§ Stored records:

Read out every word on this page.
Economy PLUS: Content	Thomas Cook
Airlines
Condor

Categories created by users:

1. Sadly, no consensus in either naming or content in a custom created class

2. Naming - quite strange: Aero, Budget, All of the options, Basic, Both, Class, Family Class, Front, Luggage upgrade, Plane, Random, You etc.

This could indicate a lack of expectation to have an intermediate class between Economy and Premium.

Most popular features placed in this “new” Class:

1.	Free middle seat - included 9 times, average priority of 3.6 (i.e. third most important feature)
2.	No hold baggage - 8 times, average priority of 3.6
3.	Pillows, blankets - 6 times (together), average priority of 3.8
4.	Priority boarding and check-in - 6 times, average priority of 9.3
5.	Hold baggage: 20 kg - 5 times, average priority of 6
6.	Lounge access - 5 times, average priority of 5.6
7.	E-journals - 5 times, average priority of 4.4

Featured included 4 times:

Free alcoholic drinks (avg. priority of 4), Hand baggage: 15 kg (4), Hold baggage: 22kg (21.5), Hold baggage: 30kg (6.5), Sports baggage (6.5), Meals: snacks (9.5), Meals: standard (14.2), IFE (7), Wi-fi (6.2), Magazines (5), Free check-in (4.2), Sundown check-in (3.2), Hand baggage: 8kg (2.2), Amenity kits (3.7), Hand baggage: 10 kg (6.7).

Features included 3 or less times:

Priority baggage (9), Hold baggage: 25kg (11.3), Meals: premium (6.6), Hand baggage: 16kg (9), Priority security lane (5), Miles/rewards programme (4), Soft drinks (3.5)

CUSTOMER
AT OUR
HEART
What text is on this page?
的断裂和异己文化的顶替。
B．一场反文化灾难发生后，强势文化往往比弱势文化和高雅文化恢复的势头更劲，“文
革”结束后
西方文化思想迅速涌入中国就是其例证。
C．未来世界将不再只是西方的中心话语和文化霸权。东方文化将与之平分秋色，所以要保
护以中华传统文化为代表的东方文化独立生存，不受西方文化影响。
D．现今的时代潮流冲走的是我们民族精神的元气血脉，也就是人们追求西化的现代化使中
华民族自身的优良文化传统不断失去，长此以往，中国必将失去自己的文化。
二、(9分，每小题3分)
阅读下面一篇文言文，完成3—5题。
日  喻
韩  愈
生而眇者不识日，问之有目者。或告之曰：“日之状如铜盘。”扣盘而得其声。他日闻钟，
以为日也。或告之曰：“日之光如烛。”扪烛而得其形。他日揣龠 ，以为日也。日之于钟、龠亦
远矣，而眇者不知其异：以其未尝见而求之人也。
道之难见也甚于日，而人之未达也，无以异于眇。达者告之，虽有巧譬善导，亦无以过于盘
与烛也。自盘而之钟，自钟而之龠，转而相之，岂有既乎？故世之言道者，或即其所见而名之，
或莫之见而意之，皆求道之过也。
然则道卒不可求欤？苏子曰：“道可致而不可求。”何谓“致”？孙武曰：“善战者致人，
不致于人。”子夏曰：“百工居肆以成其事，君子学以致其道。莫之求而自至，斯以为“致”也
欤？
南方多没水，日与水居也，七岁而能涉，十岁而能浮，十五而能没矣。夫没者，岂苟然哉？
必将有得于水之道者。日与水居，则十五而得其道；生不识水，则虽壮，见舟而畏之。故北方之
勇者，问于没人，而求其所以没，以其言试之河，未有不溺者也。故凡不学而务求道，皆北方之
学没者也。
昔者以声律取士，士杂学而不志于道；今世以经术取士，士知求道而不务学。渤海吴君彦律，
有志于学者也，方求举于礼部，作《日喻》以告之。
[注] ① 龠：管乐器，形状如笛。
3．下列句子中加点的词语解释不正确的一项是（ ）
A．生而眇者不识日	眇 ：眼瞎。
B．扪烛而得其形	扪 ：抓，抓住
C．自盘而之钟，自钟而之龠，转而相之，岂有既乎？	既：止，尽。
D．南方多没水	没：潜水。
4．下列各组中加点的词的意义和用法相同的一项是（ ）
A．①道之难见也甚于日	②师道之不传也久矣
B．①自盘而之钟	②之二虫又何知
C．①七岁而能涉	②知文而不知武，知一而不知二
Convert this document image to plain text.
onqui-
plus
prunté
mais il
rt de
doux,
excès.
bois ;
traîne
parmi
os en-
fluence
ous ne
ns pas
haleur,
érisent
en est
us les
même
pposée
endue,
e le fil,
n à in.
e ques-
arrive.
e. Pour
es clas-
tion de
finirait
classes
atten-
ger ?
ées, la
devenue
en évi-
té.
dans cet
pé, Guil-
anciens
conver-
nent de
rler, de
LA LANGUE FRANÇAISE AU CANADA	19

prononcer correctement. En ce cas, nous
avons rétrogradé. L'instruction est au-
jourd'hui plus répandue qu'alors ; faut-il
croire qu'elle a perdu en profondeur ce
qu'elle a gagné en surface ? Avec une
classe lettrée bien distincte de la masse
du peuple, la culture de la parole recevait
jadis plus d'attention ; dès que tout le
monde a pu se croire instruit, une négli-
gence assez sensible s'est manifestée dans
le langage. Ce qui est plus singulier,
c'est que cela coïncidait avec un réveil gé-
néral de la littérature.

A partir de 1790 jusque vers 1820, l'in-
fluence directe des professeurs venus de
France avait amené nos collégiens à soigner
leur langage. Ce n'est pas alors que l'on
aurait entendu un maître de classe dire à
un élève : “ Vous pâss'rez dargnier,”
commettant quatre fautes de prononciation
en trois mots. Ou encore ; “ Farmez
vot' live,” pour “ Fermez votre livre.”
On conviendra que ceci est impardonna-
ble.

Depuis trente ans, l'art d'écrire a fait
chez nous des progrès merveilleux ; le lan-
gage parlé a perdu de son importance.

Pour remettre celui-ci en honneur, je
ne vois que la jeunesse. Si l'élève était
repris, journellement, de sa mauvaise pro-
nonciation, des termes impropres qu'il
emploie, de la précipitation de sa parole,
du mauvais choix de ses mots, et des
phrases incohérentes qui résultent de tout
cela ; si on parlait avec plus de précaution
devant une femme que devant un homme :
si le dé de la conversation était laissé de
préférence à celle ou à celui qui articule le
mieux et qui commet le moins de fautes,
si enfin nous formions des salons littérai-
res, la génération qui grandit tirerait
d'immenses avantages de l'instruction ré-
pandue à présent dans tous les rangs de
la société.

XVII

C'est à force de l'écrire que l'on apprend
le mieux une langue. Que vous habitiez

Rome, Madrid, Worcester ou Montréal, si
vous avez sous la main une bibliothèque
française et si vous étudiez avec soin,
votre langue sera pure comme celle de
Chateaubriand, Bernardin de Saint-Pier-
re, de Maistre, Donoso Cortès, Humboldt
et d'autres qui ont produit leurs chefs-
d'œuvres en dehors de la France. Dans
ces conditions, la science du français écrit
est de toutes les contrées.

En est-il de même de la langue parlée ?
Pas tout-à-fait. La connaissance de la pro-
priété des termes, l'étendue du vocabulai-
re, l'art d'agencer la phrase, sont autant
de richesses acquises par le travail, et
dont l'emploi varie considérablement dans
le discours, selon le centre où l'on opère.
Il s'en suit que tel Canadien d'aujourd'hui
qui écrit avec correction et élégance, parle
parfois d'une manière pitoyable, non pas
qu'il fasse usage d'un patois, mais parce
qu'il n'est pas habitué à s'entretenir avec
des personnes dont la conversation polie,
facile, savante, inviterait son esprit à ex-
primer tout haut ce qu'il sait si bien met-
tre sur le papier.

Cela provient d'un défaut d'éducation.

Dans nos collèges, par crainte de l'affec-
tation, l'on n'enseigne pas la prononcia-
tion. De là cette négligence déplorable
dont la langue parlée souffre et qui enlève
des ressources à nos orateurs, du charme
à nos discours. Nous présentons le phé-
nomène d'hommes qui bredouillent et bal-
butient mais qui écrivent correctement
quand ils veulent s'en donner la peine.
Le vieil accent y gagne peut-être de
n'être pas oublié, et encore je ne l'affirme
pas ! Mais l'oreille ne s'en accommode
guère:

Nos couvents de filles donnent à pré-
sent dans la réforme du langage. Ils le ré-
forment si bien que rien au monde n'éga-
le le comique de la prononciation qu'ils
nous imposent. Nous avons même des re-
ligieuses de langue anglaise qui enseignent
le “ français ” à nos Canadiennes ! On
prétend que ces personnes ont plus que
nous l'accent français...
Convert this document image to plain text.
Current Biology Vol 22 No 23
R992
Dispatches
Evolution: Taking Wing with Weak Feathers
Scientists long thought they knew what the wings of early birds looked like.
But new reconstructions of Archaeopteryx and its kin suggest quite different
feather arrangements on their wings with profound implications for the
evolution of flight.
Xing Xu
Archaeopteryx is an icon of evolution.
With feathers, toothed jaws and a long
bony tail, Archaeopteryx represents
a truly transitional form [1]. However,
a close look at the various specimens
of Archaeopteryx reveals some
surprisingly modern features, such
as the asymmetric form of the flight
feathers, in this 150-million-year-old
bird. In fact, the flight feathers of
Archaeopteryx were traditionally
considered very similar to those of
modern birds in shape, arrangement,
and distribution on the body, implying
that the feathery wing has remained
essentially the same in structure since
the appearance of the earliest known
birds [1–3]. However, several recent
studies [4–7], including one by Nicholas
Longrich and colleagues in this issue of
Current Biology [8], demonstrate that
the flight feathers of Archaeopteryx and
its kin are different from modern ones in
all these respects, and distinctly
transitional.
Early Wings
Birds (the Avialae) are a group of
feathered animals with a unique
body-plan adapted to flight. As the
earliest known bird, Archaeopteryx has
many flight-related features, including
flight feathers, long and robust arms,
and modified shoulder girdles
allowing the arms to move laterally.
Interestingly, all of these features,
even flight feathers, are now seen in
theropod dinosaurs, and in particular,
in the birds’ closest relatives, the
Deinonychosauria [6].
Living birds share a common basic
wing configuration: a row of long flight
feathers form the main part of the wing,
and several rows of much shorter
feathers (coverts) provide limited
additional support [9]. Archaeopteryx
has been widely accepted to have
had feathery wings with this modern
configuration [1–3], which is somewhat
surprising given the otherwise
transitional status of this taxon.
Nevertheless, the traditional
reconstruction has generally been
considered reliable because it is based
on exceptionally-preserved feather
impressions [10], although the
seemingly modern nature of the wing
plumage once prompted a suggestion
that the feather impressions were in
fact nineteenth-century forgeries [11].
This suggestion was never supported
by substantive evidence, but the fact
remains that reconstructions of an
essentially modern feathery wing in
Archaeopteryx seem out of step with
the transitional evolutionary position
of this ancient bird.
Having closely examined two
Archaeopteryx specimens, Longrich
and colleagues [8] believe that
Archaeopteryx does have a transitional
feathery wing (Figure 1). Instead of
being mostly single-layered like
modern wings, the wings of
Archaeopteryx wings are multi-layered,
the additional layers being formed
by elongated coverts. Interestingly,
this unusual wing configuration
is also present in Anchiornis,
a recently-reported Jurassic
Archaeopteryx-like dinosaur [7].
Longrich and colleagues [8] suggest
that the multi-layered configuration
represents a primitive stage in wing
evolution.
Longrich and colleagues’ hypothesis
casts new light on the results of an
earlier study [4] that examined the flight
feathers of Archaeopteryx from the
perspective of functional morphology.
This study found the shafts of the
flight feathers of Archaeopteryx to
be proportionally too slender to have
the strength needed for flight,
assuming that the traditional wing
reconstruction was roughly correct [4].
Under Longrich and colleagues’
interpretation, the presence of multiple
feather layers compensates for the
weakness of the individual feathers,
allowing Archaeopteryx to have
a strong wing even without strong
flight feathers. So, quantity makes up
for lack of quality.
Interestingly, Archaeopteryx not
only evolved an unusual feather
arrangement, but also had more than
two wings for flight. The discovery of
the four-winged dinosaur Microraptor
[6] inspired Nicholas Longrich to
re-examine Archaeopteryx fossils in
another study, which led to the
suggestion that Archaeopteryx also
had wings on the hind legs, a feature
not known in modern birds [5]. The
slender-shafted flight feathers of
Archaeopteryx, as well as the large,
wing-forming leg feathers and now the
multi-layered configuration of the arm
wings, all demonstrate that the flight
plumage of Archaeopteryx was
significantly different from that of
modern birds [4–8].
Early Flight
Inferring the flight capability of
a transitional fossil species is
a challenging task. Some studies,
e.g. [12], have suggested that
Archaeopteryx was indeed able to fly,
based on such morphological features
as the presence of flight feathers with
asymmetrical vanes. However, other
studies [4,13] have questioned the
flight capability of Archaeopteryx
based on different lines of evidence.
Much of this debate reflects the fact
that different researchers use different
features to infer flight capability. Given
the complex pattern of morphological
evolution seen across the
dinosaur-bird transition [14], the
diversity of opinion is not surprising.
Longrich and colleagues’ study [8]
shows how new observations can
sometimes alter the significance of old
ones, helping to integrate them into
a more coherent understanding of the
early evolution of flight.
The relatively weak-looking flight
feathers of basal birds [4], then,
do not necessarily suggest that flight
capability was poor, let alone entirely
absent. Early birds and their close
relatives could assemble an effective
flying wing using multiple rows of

§ The request:
Your task is to list each line of the records with the word "studies".

§ Expected answer:
studies [4–7], including one by Nicholas
a challenging task. Some studies,
studies [4,13] have questioned the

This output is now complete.